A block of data
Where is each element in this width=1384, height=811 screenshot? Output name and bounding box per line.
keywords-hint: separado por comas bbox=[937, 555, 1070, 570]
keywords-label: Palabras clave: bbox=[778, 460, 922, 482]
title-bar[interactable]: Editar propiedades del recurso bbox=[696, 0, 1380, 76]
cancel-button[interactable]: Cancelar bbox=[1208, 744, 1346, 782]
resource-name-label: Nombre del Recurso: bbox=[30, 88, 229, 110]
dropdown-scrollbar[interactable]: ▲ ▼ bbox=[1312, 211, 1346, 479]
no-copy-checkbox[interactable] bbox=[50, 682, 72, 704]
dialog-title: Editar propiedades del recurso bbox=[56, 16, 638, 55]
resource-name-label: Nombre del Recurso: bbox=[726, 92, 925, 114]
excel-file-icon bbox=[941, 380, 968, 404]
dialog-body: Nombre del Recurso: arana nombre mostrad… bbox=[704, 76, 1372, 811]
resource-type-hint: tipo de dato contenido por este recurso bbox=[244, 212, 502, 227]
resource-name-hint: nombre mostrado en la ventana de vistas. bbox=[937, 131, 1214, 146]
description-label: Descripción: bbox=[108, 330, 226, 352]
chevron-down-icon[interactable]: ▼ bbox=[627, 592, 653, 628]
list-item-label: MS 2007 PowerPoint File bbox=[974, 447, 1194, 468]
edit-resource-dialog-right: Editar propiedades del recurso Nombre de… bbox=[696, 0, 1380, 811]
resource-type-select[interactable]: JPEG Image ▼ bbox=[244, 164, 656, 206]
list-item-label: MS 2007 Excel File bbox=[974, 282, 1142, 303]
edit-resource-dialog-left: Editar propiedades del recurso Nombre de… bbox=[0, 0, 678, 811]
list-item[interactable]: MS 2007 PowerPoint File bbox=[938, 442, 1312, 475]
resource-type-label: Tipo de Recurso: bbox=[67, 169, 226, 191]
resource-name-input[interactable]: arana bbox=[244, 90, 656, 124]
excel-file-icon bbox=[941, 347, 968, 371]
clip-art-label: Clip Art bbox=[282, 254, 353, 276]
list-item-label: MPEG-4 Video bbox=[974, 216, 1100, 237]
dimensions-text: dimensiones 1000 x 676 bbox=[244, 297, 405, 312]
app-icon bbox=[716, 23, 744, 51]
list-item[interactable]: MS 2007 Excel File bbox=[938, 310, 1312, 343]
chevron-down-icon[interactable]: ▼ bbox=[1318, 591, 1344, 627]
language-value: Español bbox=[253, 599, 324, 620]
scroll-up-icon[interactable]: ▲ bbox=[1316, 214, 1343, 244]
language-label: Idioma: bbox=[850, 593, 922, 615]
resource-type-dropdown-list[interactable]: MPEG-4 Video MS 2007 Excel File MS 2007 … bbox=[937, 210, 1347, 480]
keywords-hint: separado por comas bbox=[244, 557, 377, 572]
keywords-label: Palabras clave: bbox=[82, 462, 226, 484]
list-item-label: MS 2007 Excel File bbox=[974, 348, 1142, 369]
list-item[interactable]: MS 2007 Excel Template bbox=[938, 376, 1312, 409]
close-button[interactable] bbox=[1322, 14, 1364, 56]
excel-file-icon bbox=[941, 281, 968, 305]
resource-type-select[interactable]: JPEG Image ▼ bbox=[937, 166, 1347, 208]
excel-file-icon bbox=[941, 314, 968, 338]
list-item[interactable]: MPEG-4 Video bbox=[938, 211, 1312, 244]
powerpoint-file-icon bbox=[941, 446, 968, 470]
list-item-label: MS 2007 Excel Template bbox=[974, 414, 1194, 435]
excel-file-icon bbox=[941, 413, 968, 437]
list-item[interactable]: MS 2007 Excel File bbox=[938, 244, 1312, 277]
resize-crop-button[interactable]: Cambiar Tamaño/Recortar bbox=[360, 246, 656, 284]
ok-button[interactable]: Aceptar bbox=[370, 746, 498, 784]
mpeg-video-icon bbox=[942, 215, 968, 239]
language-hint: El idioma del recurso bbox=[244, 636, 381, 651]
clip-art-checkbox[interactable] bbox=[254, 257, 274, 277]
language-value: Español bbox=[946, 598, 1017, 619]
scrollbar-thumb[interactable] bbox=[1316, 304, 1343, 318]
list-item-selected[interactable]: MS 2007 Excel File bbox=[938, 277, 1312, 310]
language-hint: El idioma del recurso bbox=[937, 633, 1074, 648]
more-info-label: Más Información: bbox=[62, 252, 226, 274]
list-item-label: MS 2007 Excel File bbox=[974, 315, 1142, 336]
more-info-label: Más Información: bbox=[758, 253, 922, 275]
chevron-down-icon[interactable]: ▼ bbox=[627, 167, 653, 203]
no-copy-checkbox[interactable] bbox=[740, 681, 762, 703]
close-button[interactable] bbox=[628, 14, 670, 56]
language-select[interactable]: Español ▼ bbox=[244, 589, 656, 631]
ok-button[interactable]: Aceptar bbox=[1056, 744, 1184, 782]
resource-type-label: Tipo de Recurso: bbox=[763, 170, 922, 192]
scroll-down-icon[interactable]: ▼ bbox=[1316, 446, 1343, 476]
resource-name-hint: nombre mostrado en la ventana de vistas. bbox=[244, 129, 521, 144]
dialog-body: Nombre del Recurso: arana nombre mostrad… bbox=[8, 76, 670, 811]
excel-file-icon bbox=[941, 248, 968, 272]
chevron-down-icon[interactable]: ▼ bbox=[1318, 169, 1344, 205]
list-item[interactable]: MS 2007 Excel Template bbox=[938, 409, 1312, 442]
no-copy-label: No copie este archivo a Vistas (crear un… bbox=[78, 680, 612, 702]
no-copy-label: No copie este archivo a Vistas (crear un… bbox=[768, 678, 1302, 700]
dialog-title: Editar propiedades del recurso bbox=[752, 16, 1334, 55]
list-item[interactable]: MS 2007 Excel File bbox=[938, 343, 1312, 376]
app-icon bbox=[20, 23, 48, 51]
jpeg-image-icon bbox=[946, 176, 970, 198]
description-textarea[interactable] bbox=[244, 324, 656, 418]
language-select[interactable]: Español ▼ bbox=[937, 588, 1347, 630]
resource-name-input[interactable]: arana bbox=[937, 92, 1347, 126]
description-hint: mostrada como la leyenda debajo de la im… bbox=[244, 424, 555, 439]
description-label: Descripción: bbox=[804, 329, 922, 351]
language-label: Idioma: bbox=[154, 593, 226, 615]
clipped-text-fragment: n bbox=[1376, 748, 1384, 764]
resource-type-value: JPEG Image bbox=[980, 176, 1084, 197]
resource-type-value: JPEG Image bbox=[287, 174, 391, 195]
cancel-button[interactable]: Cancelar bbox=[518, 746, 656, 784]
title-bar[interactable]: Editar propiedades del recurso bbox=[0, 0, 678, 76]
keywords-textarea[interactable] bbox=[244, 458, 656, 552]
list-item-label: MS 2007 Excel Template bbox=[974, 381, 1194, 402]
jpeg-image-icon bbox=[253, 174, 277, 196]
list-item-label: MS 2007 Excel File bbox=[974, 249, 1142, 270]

(WHAT THE TASK ASKS) Copy out the items above again, swapping "resource-name-input" for "resource-name-field" at each occurrence and keeping every other character the same.

(SOLUTION)
Where is each element in this width=1384, height=811 screenshot? Output name and bounding box per line.
keywords-hint: separado por comas bbox=[937, 555, 1070, 570]
keywords-label: Palabras clave: bbox=[778, 460, 922, 482]
title-bar[interactable]: Editar propiedades del recurso bbox=[696, 0, 1380, 76]
cancel-button[interactable]: Cancelar bbox=[1208, 744, 1346, 782]
resource-name-label: Nombre del Recurso: bbox=[30, 88, 229, 110]
dropdown-scrollbar[interactable]: ▲ ▼ bbox=[1312, 211, 1346, 479]
no-copy-checkbox[interactable] bbox=[50, 682, 72, 704]
dialog-title: Editar propiedades del recurso bbox=[56, 16, 638, 55]
resource-name-label: Nombre del Recurso: bbox=[726, 92, 925, 114]
excel-file-icon bbox=[941, 380, 968, 404]
dialog-body: Nombre del Recurso: arana nombre mostrad… bbox=[704, 76, 1372, 811]
resource-type-hint: tipo de dato contenido por este recurso bbox=[244, 212, 502, 227]
resource-name-hint: nombre mostrado en la ventana de vistas. bbox=[937, 131, 1214, 146]
description-label: Descripción: bbox=[108, 330, 226, 352]
chevron-down-icon[interactable]: ▼ bbox=[627, 592, 653, 628]
list-item-label: MS 2007 PowerPoint File bbox=[974, 447, 1194, 468]
edit-resource-dialog-right: Editar propiedades del recurso Nombre de… bbox=[696, 0, 1380, 811]
resource-type-select[interactable]: JPEG Image ▼ bbox=[244, 164, 656, 206]
list-item-label: MS 2007 Excel File bbox=[974, 282, 1142, 303]
edit-resource-dialog-left: Editar propiedades del recurso Nombre de… bbox=[0, 0, 678, 811]
list-item[interactable]: MS 2007 PowerPoint File bbox=[938, 442, 1312, 475]
resource-type-label: Tipo de Recurso: bbox=[67, 169, 226, 191]
resource-name-field[interactable]: arana bbox=[244, 90, 656, 124]
excel-file-icon bbox=[941, 347, 968, 371]
clip-art-label: Clip Art bbox=[282, 254, 353, 276]
list-item-label: MPEG-4 Video bbox=[974, 216, 1100, 237]
dimensions-text: dimensiones 1000 x 676 bbox=[244, 297, 405, 312]
app-icon bbox=[716, 23, 744, 51]
list-item[interactable]: MS 2007 Excel File bbox=[938, 310, 1312, 343]
chevron-down-icon[interactable]: ▼ bbox=[1318, 591, 1344, 627]
language-value: Español bbox=[253, 599, 324, 620]
scroll-up-icon[interactable]: ▲ bbox=[1316, 214, 1343, 244]
language-label: Idioma: bbox=[850, 593, 922, 615]
resource-type-dropdown-list[interactable]: MPEG-4 Video MS 2007 Excel File MS 2007 … bbox=[937, 210, 1347, 480]
keywords-hint: separado por comas bbox=[244, 557, 377, 572]
keywords-label: Palabras clave: bbox=[82, 462, 226, 484]
list-item-label: MS 2007 Excel File bbox=[974, 348, 1142, 369]
list-item[interactable]: MS 2007 Excel Template bbox=[938, 376, 1312, 409]
close-button[interactable] bbox=[1322, 14, 1364, 56]
excel-file-icon bbox=[941, 281, 968, 305]
resource-type-select[interactable]: JPEG Image ▼ bbox=[937, 166, 1347, 208]
excel-file-icon bbox=[941, 314, 968, 338]
list-item[interactable]: MPEG-4 Video bbox=[938, 211, 1312, 244]
powerpoint-file-icon bbox=[941, 446, 968, 470]
list-item-label: MS 2007 Excel Template bbox=[974, 414, 1194, 435]
excel-file-icon bbox=[941, 413, 968, 437]
list-item[interactable]: MS 2007 Excel File bbox=[938, 244, 1312, 277]
resize-crop-button[interactable]: Cambiar Tamaño/Recortar bbox=[360, 246, 656, 284]
ok-button[interactable]: Aceptar bbox=[370, 746, 498, 784]
mpeg-video-icon bbox=[942, 215, 968, 239]
language-hint: El idioma del recurso bbox=[244, 636, 381, 651]
clip-art-checkbox[interactable] bbox=[254, 257, 274, 277]
language-value: Español bbox=[946, 598, 1017, 619]
scrollbar-thumb[interactable] bbox=[1316, 304, 1343, 318]
list-item-selected[interactable]: MS 2007 Excel File bbox=[938, 277, 1312, 310]
language-hint: El idioma del recurso bbox=[937, 633, 1074, 648]
more-info-label: Más Información: bbox=[62, 252, 226, 274]
list-item-label: MS 2007 Excel File bbox=[974, 315, 1142, 336]
more-info-label: Más Información: bbox=[758, 253, 922, 275]
chevron-down-icon[interactable]: ▼ bbox=[627, 167, 653, 203]
no-copy-checkbox[interactable] bbox=[740, 681, 762, 703]
close-button[interactable] bbox=[628, 14, 670, 56]
language-select[interactable]: Español ▼ bbox=[244, 589, 656, 631]
ok-button[interactable]: Aceptar bbox=[1056, 744, 1184, 782]
resource-type-label: Tipo de Recurso: bbox=[763, 170, 922, 192]
scroll-down-icon[interactable]: ▼ bbox=[1316, 446, 1343, 476]
resource-name-hint: nombre mostrado en la ventana de vistas. bbox=[244, 129, 521, 144]
dialog-body: Nombre del Recurso: arana nombre mostrad… bbox=[8, 76, 670, 811]
excel-file-icon bbox=[941, 248, 968, 272]
chevron-down-icon[interactable]: ▼ bbox=[1318, 169, 1344, 205]
list-item[interactable]: MS 2007 Excel Template bbox=[938, 409, 1312, 442]
no-copy-label: No copie este archivo a Vistas (crear un… bbox=[78, 680, 612, 702]
no-copy-label: No copie este archivo a Vistas (crear un… bbox=[768, 678, 1302, 700]
dialog-title: Editar propiedades del recurso bbox=[752, 16, 1334, 55]
list-item[interactable]: MS 2007 Excel File bbox=[938, 343, 1312, 376]
app-icon bbox=[20, 23, 48, 51]
jpeg-image-icon bbox=[946, 176, 970, 198]
description-textarea[interactable] bbox=[244, 324, 656, 418]
language-select[interactable]: Español ▼ bbox=[937, 588, 1347, 630]
resource-name-field[interactable]: arana bbox=[937, 92, 1347, 126]
description-hint: mostrada como la leyenda debajo de la im… bbox=[244, 424, 555, 439]
description-label: Descripción: bbox=[804, 329, 922, 351]
language-label: Idioma: bbox=[154, 593, 226, 615]
clipped-text-fragment: n bbox=[1376, 748, 1384, 764]
resource-type-value: JPEG Image bbox=[980, 176, 1084, 197]
resource-type-value: JPEG Image bbox=[287, 174, 391, 195]
cancel-button[interactable]: Cancelar bbox=[518, 746, 656, 784]
title-bar[interactable]: Editar propiedades del recurso bbox=[0, 0, 678, 76]
keywords-textarea[interactable] bbox=[244, 458, 656, 552]
list-item-label: MS 2007 Excel Template bbox=[974, 381, 1194, 402]
jpeg-image-icon bbox=[253, 174, 277, 196]
list-item-label: MS 2007 Excel File bbox=[974, 249, 1142, 270]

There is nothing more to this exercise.